Prompt: Starting at the line that contains "What data populates", restate each line word for word through the final line of the data, keeping both ends.

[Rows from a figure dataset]
=-=-=

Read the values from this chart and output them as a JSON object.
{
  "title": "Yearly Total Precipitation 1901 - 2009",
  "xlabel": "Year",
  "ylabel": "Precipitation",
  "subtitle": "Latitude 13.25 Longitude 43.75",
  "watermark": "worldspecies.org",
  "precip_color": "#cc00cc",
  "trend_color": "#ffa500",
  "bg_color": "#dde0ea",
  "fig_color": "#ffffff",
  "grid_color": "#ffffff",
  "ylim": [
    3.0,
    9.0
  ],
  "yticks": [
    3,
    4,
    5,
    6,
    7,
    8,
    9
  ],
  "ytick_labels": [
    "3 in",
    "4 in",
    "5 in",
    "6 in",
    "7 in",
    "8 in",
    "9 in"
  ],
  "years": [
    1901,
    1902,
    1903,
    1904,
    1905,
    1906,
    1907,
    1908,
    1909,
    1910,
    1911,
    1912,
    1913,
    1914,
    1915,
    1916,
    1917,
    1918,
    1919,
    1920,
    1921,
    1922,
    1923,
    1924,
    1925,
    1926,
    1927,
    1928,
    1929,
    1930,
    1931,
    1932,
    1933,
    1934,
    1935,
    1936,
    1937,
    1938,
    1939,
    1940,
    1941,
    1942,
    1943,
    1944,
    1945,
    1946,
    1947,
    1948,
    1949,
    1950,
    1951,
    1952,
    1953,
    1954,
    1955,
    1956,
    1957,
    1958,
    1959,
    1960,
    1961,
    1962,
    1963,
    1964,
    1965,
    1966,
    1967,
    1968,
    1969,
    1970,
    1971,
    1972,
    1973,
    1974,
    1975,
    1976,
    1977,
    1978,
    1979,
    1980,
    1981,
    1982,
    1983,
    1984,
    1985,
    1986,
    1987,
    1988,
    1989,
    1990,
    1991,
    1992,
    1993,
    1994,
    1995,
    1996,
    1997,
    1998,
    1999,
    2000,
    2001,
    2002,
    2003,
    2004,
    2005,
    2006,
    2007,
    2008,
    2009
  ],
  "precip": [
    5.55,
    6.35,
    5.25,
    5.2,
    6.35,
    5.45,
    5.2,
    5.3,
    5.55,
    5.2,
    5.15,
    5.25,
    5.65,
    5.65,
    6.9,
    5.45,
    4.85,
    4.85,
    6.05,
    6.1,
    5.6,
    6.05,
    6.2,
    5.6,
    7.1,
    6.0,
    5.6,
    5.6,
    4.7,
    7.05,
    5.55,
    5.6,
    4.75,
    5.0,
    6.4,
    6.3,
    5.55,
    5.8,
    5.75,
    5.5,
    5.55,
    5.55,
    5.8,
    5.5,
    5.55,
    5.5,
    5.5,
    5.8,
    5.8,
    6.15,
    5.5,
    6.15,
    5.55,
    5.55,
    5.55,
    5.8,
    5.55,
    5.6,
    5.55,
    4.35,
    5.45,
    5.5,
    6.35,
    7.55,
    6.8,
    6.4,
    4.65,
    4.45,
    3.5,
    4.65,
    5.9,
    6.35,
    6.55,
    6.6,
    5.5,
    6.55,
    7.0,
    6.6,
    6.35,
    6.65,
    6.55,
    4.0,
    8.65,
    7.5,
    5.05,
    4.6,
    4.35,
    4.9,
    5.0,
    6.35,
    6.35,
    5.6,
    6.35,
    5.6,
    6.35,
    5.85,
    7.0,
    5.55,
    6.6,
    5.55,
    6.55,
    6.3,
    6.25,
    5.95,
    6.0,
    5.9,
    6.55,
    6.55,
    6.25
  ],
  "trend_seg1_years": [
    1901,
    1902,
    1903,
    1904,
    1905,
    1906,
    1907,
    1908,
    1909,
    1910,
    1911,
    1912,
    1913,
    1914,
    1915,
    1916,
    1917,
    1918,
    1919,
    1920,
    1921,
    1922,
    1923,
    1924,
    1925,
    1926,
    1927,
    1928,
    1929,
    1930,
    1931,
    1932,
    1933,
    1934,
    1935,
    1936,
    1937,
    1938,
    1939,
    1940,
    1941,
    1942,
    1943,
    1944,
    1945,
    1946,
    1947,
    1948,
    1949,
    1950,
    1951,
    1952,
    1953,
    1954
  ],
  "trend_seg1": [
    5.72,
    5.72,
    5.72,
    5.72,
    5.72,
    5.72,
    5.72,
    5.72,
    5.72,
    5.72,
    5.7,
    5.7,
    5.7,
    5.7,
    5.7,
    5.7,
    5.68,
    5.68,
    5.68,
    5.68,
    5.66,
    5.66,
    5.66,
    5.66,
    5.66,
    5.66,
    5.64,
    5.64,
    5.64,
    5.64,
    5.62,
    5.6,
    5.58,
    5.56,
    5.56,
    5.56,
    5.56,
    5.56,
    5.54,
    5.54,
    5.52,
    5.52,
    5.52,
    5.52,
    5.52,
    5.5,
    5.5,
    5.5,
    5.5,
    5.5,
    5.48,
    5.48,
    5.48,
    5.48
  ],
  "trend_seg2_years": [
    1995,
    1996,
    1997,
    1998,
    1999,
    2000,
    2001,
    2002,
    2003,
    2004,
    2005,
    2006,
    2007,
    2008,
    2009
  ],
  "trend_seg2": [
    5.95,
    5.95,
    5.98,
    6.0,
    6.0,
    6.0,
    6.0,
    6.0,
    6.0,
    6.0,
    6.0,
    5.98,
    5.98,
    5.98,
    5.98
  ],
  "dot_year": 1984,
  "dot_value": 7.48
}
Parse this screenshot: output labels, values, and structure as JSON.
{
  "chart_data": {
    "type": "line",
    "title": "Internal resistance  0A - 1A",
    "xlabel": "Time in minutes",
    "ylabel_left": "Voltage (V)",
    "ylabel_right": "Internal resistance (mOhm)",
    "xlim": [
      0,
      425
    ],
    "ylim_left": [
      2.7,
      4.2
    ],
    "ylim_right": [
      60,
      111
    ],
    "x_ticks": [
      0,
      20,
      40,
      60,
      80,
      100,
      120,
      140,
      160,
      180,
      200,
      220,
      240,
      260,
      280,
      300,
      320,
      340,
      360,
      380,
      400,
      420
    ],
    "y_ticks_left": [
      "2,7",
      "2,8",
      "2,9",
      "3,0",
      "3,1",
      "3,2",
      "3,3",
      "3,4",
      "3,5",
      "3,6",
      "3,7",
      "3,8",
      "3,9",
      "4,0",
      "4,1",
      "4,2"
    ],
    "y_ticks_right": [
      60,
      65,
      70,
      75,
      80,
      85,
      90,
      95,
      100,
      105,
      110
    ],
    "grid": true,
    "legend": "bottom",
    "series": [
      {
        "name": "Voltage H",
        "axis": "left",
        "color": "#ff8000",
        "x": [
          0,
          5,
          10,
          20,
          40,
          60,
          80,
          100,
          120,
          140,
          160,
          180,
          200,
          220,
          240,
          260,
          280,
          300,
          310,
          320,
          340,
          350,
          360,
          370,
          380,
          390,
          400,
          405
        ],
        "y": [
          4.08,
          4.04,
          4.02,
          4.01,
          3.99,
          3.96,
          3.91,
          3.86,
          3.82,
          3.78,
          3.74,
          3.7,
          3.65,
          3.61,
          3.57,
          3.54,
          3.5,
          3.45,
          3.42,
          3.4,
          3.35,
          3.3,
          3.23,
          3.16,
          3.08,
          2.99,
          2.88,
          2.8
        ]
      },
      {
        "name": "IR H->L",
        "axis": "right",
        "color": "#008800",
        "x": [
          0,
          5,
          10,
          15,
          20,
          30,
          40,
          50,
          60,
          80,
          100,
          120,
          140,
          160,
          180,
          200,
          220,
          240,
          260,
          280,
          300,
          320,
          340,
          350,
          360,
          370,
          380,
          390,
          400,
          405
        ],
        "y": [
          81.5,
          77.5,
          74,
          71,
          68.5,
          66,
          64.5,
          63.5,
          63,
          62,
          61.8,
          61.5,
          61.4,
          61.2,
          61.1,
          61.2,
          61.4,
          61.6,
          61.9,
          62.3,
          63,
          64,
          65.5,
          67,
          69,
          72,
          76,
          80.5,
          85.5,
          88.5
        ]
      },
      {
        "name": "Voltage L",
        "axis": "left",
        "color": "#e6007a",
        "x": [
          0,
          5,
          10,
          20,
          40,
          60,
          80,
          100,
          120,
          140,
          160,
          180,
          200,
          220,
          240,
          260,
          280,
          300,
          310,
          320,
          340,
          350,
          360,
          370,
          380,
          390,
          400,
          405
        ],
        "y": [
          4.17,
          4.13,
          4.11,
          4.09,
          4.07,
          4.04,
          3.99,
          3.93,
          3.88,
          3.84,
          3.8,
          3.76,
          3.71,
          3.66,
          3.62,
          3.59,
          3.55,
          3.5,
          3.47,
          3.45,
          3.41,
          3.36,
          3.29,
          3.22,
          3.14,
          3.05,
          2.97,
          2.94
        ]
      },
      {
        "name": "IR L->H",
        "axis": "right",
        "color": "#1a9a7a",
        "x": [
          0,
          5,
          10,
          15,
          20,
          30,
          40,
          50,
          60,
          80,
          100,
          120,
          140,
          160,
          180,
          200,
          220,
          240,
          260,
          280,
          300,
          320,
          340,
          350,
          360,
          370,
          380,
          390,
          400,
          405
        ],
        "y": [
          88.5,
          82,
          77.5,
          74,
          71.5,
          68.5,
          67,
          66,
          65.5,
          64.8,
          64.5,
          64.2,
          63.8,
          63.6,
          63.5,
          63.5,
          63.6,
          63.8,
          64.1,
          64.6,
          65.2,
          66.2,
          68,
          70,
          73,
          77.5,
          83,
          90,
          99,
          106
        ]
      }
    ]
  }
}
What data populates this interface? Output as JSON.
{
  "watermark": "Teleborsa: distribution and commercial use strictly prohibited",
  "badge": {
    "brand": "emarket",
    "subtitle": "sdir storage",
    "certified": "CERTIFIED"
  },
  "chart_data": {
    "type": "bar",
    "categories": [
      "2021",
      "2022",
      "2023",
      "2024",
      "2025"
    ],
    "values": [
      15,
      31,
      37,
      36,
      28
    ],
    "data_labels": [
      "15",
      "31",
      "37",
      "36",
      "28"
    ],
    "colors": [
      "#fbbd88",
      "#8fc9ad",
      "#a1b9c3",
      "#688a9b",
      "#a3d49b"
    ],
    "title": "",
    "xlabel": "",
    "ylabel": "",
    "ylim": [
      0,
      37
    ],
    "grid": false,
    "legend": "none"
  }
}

=-=-=

Worked answer:
What data populates this interface? Output as JSON.
{
  "watermark": "Teleborsa: distribution and commercial use strictly prohibited",
  "badge": {
    "brand": "emarket",
    "subtitle": "sdir storage",
    "certified": "CERTIFIED"
  },
  "chart_data": {
    "type": "bar",
    "categories": [
      "2021",
      "2022",
      "2023",
      "2024",
      "2025"
    ],
    "values": [
      15,
      31,
      37,
      36,
      28
    ],
    "data_labels": [
      "15",
      "31",
      "37",
      "36",
      "28"
    ],
    "colors": [
      "#fbbd88",
      "#8fc9ad",
      "#a1b9c3",
      "#688a9b",
      "#a3d49b"
    ],
    "title": "",
    "xlabel": "",
    "ylabel": "",
    "ylim": [
      0,
      37
    ],
    "grid": false,
    "legend": "none"
  }
}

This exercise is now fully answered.